[start]
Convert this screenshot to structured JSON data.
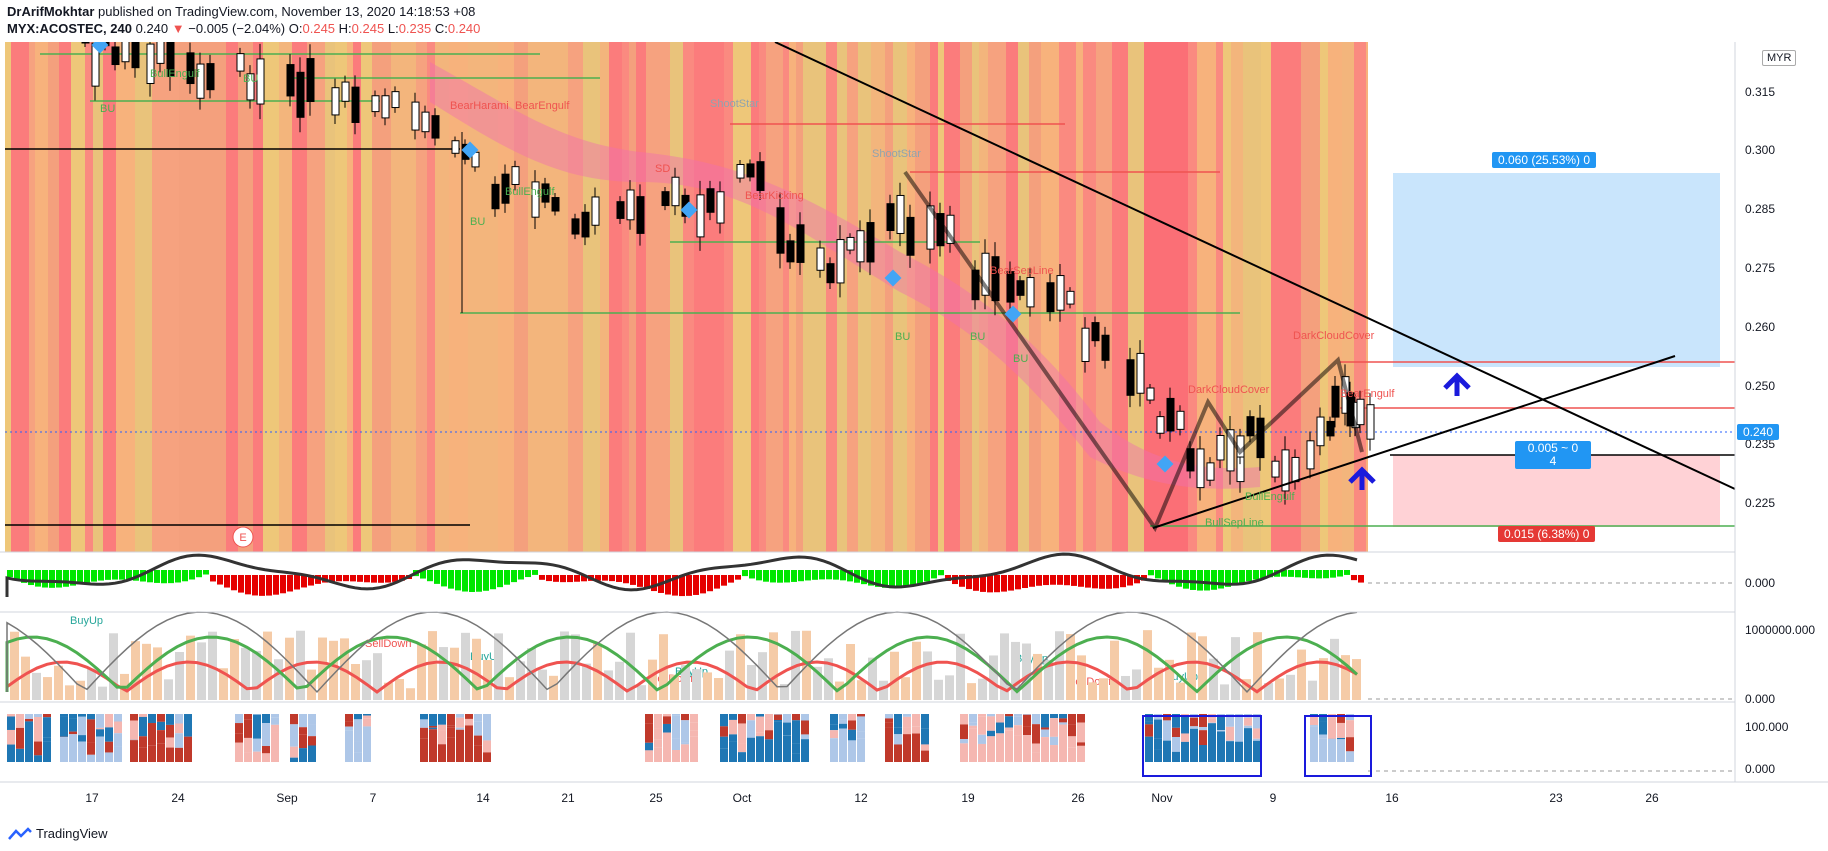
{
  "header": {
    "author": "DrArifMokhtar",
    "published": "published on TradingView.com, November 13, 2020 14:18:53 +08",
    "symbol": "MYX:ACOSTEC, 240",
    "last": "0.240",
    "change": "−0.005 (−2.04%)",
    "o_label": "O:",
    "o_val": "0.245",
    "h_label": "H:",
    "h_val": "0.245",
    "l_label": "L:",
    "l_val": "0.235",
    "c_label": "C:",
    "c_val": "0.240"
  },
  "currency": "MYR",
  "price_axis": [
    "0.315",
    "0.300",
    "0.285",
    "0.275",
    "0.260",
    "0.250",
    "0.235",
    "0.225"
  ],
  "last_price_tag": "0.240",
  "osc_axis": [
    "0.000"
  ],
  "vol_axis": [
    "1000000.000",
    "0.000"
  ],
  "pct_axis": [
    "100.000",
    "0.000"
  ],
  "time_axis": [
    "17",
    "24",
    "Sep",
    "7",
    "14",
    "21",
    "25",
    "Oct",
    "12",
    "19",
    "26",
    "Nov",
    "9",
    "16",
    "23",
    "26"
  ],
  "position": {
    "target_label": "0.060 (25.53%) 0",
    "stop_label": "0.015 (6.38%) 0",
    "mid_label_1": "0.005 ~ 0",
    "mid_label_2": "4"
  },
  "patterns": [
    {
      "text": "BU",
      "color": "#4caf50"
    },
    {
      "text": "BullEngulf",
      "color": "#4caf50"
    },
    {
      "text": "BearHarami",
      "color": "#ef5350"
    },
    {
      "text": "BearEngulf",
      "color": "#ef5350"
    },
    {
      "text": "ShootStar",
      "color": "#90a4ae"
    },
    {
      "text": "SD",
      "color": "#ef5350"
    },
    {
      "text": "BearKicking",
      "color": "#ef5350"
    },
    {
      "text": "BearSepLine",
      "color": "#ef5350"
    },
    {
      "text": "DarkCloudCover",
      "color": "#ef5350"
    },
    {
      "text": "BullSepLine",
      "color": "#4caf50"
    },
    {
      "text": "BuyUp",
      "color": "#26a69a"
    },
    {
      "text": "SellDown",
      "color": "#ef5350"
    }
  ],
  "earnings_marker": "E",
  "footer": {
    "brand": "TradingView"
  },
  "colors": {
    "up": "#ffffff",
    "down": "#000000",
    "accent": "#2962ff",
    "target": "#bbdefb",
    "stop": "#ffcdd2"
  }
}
[end]
— Work required —
Return every line of the preceding records in which the word "text" appears.

— Output of the exercise —
      "text": "BU",
      "text": "BullEngulf",
      "text": "BearHarami",
      "text": "BearEngulf",
      "text": "ShootStar",
      "text": "SD",
      "text": "BearKicking",
      "text": "BearSepLine",
      "text": "DarkCloudCover",
      "text": "BullSepLine",
      "text": "BuyUp",
      "text": "SellDown",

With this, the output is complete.